DIRECTION – Only the number is wanted: how many lines contain "kind"?

---+---

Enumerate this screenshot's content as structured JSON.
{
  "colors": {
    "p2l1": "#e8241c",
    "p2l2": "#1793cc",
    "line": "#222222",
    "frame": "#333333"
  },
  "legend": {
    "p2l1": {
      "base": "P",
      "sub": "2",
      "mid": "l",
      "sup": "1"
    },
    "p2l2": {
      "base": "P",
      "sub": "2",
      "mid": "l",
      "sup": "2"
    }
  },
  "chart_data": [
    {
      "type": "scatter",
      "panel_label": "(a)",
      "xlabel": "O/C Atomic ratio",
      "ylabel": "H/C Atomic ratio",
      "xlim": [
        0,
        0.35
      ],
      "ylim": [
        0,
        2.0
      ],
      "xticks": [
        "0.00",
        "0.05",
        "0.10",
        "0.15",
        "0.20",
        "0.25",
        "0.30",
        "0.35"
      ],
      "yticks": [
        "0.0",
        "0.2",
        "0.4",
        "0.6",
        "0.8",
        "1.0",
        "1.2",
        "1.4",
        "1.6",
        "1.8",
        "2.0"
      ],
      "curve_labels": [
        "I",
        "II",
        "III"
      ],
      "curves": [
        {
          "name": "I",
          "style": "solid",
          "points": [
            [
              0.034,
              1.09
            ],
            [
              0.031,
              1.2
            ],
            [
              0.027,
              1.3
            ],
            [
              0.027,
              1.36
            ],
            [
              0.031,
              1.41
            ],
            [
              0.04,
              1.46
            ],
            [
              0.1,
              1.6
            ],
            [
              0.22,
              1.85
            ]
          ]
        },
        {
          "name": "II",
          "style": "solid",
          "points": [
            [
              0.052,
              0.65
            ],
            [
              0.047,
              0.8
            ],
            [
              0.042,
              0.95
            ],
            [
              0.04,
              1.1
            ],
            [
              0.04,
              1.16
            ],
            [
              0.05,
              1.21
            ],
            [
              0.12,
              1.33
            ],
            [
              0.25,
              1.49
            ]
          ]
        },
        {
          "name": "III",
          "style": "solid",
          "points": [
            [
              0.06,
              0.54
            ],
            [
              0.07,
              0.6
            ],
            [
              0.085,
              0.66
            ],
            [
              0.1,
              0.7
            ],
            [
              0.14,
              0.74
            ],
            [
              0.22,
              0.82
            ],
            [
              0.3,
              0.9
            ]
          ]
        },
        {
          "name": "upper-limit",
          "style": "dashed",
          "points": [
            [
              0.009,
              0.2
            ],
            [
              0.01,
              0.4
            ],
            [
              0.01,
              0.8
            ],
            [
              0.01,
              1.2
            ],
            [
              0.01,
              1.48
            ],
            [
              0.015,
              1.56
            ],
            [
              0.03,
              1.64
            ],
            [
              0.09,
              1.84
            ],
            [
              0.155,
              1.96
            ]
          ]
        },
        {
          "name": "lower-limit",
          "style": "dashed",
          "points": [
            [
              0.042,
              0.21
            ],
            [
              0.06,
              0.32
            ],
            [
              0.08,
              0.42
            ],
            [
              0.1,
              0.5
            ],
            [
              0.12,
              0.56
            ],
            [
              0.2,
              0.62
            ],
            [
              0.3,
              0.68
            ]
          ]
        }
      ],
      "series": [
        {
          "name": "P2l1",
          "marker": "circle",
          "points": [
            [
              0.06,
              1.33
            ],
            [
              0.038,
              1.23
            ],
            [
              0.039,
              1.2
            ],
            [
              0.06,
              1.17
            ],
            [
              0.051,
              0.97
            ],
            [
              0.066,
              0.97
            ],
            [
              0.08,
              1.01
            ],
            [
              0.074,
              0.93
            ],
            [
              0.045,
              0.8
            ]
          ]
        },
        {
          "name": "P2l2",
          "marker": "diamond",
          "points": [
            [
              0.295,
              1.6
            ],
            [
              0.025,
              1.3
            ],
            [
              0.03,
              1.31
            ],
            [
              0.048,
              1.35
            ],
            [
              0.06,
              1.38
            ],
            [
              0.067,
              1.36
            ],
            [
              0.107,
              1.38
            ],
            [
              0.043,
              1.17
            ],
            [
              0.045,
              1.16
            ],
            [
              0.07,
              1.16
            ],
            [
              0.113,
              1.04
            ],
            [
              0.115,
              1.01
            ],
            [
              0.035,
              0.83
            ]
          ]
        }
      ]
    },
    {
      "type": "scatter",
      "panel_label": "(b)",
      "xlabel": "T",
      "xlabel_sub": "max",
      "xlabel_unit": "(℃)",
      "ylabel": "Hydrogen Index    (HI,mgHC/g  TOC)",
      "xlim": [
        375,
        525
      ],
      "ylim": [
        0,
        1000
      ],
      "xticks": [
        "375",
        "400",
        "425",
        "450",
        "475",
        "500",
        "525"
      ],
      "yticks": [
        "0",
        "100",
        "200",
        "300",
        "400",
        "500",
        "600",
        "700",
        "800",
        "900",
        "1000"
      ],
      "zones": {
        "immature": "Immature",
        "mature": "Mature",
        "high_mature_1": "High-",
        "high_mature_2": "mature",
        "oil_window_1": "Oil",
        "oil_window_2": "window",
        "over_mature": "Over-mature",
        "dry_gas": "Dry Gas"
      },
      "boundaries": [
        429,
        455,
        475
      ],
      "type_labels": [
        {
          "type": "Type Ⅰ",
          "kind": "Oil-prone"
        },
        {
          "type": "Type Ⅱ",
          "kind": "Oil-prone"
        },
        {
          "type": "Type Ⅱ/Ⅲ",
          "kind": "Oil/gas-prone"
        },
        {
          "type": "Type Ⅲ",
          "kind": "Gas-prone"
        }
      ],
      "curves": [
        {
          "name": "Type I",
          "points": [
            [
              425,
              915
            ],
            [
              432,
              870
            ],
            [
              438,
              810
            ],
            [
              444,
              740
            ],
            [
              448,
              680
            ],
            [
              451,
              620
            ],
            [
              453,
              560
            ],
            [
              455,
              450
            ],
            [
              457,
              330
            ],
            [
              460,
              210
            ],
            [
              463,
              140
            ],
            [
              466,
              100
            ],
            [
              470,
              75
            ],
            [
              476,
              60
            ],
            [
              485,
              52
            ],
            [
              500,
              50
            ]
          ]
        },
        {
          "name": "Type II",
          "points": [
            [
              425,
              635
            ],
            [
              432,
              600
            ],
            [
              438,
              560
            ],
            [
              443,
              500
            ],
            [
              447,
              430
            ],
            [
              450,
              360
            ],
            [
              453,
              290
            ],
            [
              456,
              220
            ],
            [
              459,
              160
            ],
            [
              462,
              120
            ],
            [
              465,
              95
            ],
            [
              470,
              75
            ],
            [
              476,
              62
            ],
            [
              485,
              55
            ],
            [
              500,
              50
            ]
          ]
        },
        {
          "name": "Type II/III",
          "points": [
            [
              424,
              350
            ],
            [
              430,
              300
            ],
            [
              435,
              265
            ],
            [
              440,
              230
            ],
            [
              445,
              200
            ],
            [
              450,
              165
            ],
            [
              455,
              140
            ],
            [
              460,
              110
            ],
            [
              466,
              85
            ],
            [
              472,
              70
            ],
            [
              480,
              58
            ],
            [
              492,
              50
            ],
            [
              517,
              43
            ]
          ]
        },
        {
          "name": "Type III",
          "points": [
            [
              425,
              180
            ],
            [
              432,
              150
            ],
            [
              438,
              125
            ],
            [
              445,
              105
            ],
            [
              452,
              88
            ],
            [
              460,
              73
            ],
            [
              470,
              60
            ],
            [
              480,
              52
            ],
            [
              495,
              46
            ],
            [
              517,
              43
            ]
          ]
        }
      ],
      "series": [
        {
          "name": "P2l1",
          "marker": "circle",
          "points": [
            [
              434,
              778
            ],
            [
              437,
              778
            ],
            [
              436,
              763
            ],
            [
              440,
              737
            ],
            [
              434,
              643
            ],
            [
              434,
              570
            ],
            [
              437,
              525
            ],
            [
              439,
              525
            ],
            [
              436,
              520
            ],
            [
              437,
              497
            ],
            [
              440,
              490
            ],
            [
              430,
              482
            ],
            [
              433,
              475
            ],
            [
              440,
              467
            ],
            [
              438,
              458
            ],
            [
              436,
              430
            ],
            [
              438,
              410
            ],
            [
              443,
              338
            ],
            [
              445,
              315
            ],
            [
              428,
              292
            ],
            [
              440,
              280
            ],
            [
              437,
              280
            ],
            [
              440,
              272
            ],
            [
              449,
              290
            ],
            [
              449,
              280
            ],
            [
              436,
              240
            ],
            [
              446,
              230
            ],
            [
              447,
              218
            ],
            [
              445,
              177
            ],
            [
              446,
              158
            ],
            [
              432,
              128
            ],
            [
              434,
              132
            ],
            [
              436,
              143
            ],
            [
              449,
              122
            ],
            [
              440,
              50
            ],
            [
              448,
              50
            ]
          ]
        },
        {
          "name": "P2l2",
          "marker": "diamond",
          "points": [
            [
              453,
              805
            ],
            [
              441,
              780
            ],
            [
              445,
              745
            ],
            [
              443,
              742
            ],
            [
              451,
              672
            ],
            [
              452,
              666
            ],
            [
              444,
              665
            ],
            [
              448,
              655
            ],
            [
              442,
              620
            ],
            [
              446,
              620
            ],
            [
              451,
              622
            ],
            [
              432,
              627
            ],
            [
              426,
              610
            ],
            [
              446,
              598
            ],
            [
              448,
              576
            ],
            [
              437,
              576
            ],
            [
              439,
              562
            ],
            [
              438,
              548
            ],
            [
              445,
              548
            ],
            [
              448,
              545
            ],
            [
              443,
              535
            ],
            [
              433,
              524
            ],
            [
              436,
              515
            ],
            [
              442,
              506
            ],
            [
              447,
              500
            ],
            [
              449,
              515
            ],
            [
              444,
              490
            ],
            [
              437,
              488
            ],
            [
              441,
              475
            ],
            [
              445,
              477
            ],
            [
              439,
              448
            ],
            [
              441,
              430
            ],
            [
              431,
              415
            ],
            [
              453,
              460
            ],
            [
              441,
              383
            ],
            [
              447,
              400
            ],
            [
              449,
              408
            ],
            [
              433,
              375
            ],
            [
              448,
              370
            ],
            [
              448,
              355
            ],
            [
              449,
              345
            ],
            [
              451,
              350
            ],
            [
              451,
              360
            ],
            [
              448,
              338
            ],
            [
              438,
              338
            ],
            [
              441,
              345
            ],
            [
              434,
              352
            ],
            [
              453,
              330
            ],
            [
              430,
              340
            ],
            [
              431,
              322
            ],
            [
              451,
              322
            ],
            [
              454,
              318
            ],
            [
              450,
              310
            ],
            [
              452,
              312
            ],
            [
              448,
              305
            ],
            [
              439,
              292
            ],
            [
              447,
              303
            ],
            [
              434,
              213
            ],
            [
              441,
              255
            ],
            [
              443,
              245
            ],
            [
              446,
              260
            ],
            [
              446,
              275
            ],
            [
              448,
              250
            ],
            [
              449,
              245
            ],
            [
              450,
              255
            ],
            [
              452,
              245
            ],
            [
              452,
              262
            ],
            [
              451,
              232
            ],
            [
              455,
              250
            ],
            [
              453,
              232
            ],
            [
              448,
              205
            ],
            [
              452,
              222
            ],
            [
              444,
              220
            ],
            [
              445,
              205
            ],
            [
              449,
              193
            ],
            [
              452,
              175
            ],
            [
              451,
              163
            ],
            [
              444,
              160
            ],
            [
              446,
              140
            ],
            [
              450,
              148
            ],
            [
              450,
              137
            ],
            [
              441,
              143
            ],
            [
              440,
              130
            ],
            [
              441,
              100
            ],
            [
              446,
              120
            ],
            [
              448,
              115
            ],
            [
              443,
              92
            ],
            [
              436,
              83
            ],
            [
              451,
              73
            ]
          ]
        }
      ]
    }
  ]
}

---+---

THE ANSWER – 4